__Challenge__: Copy out all lines of the records in which the word "color" appears.

__Some records__:
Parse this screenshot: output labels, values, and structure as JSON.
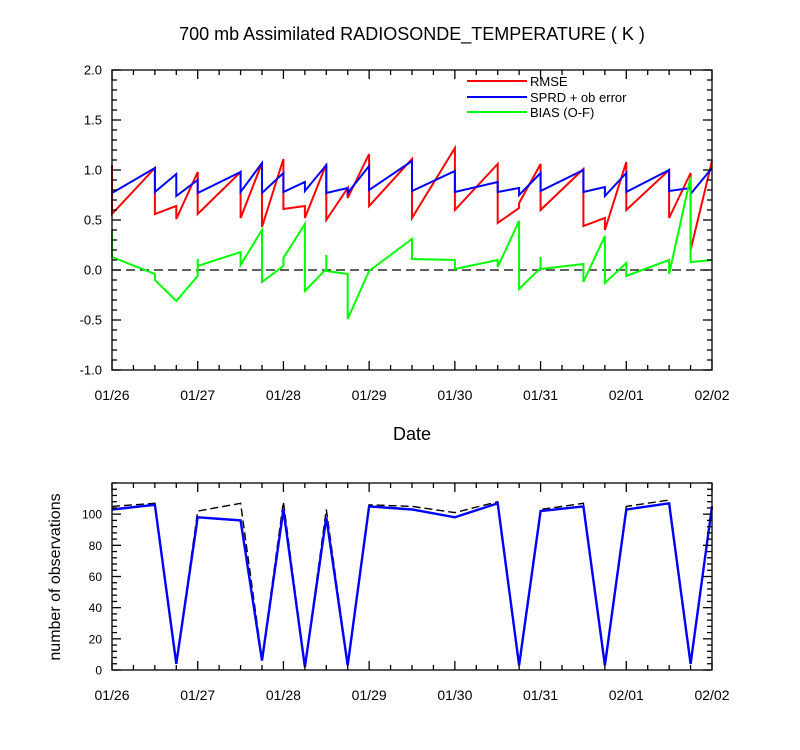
{
  "chart_data": [
    {
      "type": "line",
      "title": "700 mb Assimilated RADIOSONDE_TEMPERATURE ( K )",
      "xlabel": "Date",
      "ylabel": "",
      "x_ticks": [
        "01/26",
        "01/27",
        "01/28",
        "01/29",
        "01/30",
        "01/31",
        "02/01",
        "02/02"
      ],
      "xlim": [
        0,
        7
      ],
      "ylim": [
        -1.0,
        2.0
      ],
      "y_ticks": [
        "2.0",
        "1.5",
        "1.0",
        "0.5",
        "0.0",
        "-0.5",
        "-1.0"
      ],
      "y_tick_values": [
        2.0,
        1.5,
        1.0,
        0.5,
        0.0,
        -0.5,
        -1.0
      ],
      "zero_line": true,
      "legend_position": "top-right",
      "series": [
        {
          "name": "RMSE",
          "color": "#ff0000",
          "points": [
            [
              0.0,
              1.05
            ],
            [
              0.0,
              0.56
            ],
            [
              0.5,
              1.02
            ],
            [
              0.5,
              0.56
            ],
            [
              0.75,
              0.64
            ],
            [
              0.75,
              0.51
            ],
            [
              1.0,
              0.98
            ],
            [
              1.0,
              0.56
            ],
            [
              1.5,
              0.98
            ],
            [
              1.5,
              0.52
            ],
            [
              1.75,
              1.07
            ],
            [
              1.75,
              0.43
            ],
            [
              2.0,
              1.11
            ],
            [
              2.0,
              0.61
            ],
            [
              2.25,
              0.64
            ],
            [
              2.25,
              0.52
            ],
            [
              2.5,
              1.06
            ],
            [
              2.5,
              0.5
            ],
            [
              2.75,
              0.82
            ],
            [
              2.75,
              0.72
            ],
            [
              3.0,
              1.16
            ],
            [
              3.0,
              0.64
            ],
            [
              3.5,
              1.11
            ],
            [
              3.5,
              0.52
            ],
            [
              4.0,
              1.22
            ],
            [
              4.0,
              0.6
            ],
            [
              4.5,
              1.06
            ],
            [
              4.5,
              0.47
            ],
            [
              4.75,
              0.62
            ],
            [
              4.75,
              0.67
            ],
            [
              5.0,
              1.06
            ],
            [
              5.0,
              0.6
            ],
            [
              5.5,
              1.01
            ],
            [
              5.5,
              0.44
            ],
            [
              5.75,
              0.52
            ],
            [
              5.75,
              0.4
            ],
            [
              6.0,
              1.08
            ],
            [
              6.0,
              0.6
            ],
            [
              6.5,
              1.0
            ],
            [
              6.5,
              0.52
            ],
            [
              6.75,
              0.97
            ],
            [
              6.75,
              0.2
            ],
            [
              7.0,
              1.09
            ]
          ]
        },
        {
          "name": "SPRD + ob error",
          "color": "#0000ff",
          "points": [
            [
              0.0,
              0.77
            ],
            [
              0.5,
              1.02
            ],
            [
              0.5,
              0.78
            ],
            [
              0.75,
              0.96
            ],
            [
              0.75,
              0.74
            ],
            [
              1.0,
              0.9
            ],
            [
              1.0,
              0.77
            ],
            [
              1.5,
              0.98
            ],
            [
              1.5,
              0.78
            ],
            [
              1.75,
              1.07
            ],
            [
              1.75,
              0.77
            ],
            [
              2.0,
              0.97
            ],
            [
              2.0,
              0.78
            ],
            [
              2.25,
              0.88
            ],
            [
              2.25,
              0.79
            ],
            [
              2.5,
              1.05
            ],
            [
              2.5,
              0.77
            ],
            [
              2.75,
              0.82
            ],
            [
              2.75,
              0.77
            ],
            [
              3.0,
              1.04
            ],
            [
              3.0,
              0.8
            ],
            [
              3.5,
              1.09
            ],
            [
              3.5,
              0.79
            ],
            [
              4.0,
              0.99
            ],
            [
              4.0,
              0.78
            ],
            [
              4.5,
              0.88
            ],
            [
              4.5,
              0.78
            ],
            [
              4.75,
              0.82
            ],
            [
              4.75,
              0.75
            ],
            [
              5.0,
              0.97
            ],
            [
              5.0,
              0.79
            ],
            [
              5.5,
              1.0
            ],
            [
              5.5,
              0.78
            ],
            [
              5.75,
              0.83
            ],
            [
              5.75,
              0.74
            ],
            [
              6.0,
              0.97
            ],
            [
              6.0,
              0.78
            ],
            [
              6.5,
              1.0
            ],
            [
              6.5,
              0.79
            ],
            [
              6.75,
              0.82
            ],
            [
              6.75,
              0.76
            ],
            [
              7.0,
              1.02
            ]
          ]
        },
        {
          "name": "BIAS (O-F)",
          "color": "#00ff00",
          "points": [
            [
              0.0,
              0.4
            ],
            [
              0.0,
              0.13
            ],
            [
              0.5,
              -0.04
            ],
            [
              0.5,
              -0.1
            ],
            [
              0.75,
              -0.31
            ],
            [
              1.0,
              -0.06
            ],
            [
              1.0,
              0.11
            ],
            [
              1.0,
              0.04
            ],
            [
              1.5,
              0.18
            ],
            [
              1.5,
              0.05
            ],
            [
              1.75,
              0.4
            ],
            [
              1.75,
              -0.12
            ],
            [
              2.0,
              0.04
            ],
            [
              2.0,
              0.12
            ],
            [
              2.25,
              0.46
            ],
            [
              2.25,
              -0.21
            ],
            [
              2.5,
              0.01
            ],
            [
              2.5,
              0.15
            ],
            [
              2.5,
              -0.01
            ],
            [
              2.75,
              -0.04
            ],
            [
              2.75,
              -0.49
            ],
            [
              3.0,
              -0.01
            ],
            [
              3.5,
              0.31
            ],
            [
              3.5,
              0.11
            ],
            [
              4.0,
              0.1
            ],
            [
              4.0,
              0.01
            ],
            [
              4.5,
              0.1
            ],
            [
              4.5,
              0.03
            ],
            [
              4.75,
              0.49
            ],
            [
              4.75,
              -0.19
            ],
            [
              5.0,
              0.02
            ],
            [
              5.0,
              0.13
            ],
            [
              5.0,
              0.01
            ],
            [
              5.5,
              0.06
            ],
            [
              5.5,
              -0.12
            ],
            [
              5.75,
              0.34
            ],
            [
              5.75,
              -0.13
            ],
            [
              6.0,
              0.07
            ],
            [
              6.0,
              -0.06
            ],
            [
              6.5,
              0.1
            ],
            [
              6.5,
              -0.04
            ],
            [
              6.75,
              0.93
            ],
            [
              6.75,
              0.08
            ],
            [
              7.0,
              0.1
            ]
          ]
        }
      ]
    },
    {
      "type": "line",
      "title": "",
      "xlabel": "",
      "ylabel": "number of observations",
      "x_ticks": [
        "01/26",
        "01/27",
        "01/28",
        "01/29",
        "01/30",
        "01/31",
        "02/01",
        "02/02"
      ],
      "xlim": [
        0,
        7
      ],
      "ylim": [
        0,
        120
      ],
      "y_ticks": [
        "100",
        "80",
        "60",
        "40",
        "20",
        "0"
      ],
      "y_tick_values": [
        100,
        80,
        60,
        40,
        20,
        0
      ],
      "series": [
        {
          "name": "",
          "style": "dashed",
          "color": "#000000",
          "points": [
            [
              0.0,
              105
            ],
            [
              0.5,
              107
            ],
            [
              0.75,
              4
            ],
            [
              1.0,
              102
            ],
            [
              1.5,
              107
            ],
            [
              1.75,
              7
            ],
            [
              2.0,
              108
            ],
            [
              2.25,
              2
            ],
            [
              2.5,
              103
            ],
            [
              2.75,
              4
            ],
            [
              3.0,
              106
            ],
            [
              3.5,
              105
            ],
            [
              4.0,
              101
            ],
            [
              4.5,
              108
            ],
            [
              4.75,
              4
            ],
            [
              5.0,
              103
            ],
            [
              5.5,
              107
            ],
            [
              5.75,
              4
            ],
            [
              6.0,
              105
            ],
            [
              6.5,
              109
            ],
            [
              6.75,
              4
            ],
            [
              7.0,
              105
            ]
          ]
        },
        {
          "name": "",
          "style": "solid",
          "color": "#0000ff",
          "points": [
            [
              0.0,
              103
            ],
            [
              0.5,
              106
            ],
            [
              0.75,
              4
            ],
            [
              1.0,
              98
            ],
            [
              1.5,
              96
            ],
            [
              1.75,
              6
            ],
            [
              2.0,
              103
            ],
            [
              2.25,
              2
            ],
            [
              2.5,
              98
            ],
            [
              2.75,
              3
            ],
            [
              3.0,
              105
            ],
            [
              3.5,
              103
            ],
            [
              4.0,
              98
            ],
            [
              4.5,
              107
            ],
            [
              4.75,
              3
            ],
            [
              5.0,
              102
            ],
            [
              5.5,
              105
            ],
            [
              5.75,
              3
            ],
            [
              6.0,
              103
            ],
            [
              6.5,
              107
            ],
            [
              6.75,
              4
            ],
            [
              7.0,
              105
            ]
          ]
        }
      ]
    }
  ]
}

__Solution__:
          "color": "#ff0000",
          "color": "#0000ff",
          "color": "#00ff00",
          "color": "#000000",
          "color": "#0000ff",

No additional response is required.